--- Problem statement ---
Make an exact copy of all the material below, apart from the pictures.

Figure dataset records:
══════
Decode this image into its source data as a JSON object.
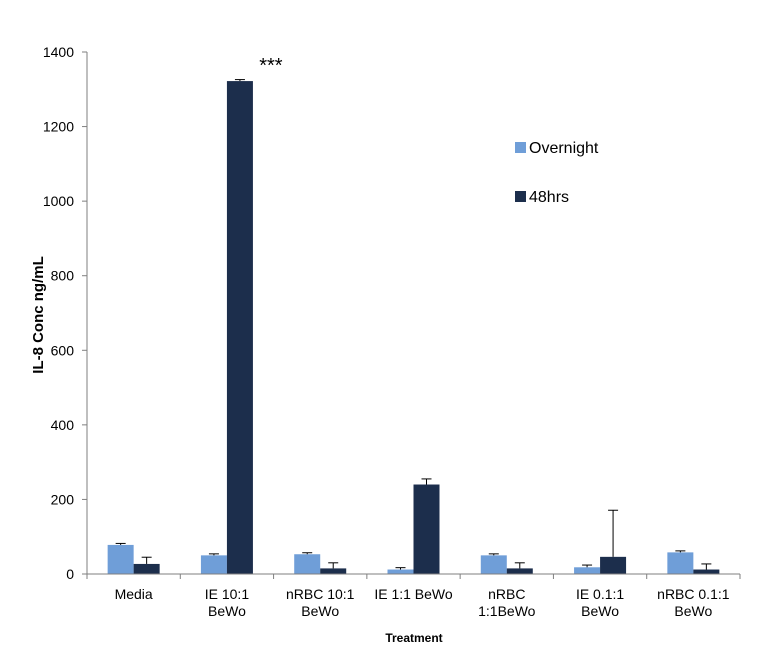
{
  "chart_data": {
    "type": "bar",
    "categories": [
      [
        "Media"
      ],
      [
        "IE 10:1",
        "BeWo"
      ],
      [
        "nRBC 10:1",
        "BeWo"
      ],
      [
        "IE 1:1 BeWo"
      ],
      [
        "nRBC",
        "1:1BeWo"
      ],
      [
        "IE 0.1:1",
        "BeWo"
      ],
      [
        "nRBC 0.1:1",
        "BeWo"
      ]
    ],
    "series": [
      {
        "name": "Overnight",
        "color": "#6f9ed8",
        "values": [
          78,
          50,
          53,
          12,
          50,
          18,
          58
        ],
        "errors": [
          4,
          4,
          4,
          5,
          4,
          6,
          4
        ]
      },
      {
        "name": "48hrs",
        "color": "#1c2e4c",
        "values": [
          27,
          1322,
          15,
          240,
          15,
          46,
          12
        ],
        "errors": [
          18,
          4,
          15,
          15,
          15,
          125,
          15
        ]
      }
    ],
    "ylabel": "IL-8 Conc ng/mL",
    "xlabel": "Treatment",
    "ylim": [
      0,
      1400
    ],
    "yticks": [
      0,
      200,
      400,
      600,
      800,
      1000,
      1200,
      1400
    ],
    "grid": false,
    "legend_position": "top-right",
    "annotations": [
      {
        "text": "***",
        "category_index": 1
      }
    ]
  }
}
══════
--- Answer for the task ---
Decode this image into its source data as a JSON object.
{
  "chart_data": {
    "type": "bar",
    "categories": [
      [
        "Media"
      ],
      [
        "IE 10:1",
        "BeWo"
      ],
      [
        "nRBC 10:1",
        "BeWo"
      ],
      [
        "IE 1:1 BeWo"
      ],
      [
        "nRBC",
        "1:1BeWo"
      ],
      [
        "IE 0.1:1",
        "BeWo"
      ],
      [
        "nRBC 0.1:1",
        "BeWo"
      ]
    ],
    "series": [
      {
        "name": "Overnight",
        "color": "#6f9ed8",
        "values": [
          78,
          50,
          53,
          12,
          50,
          18,
          58
        ],
        "errors": [
          4,
          4,
          4,
          5,
          4,
          6,
          4
        ]
      },
      {
        "name": "48hrs",
        "color": "#1c2e4c",
        "values": [
          27,
          1322,
          15,
          240,
          15,
          46,
          12
        ],
        "errors": [
          18,
          4,
          15,
          15,
          15,
          125,
          15
        ]
      }
    ],
    "ylabel": "IL-8 Conc ng/mL",
    "xlabel": "Treatment",
    "ylim": [
      0,
      1400
    ],
    "yticks": [
      0,
      200,
      400,
      600,
      800,
      1000,
      1200,
      1400
    ],
    "grid": false,
    "legend_position": "top-right",
    "annotations": [
      {
        "text": "***",
        "category_index": 1
      }
    ]
  }
}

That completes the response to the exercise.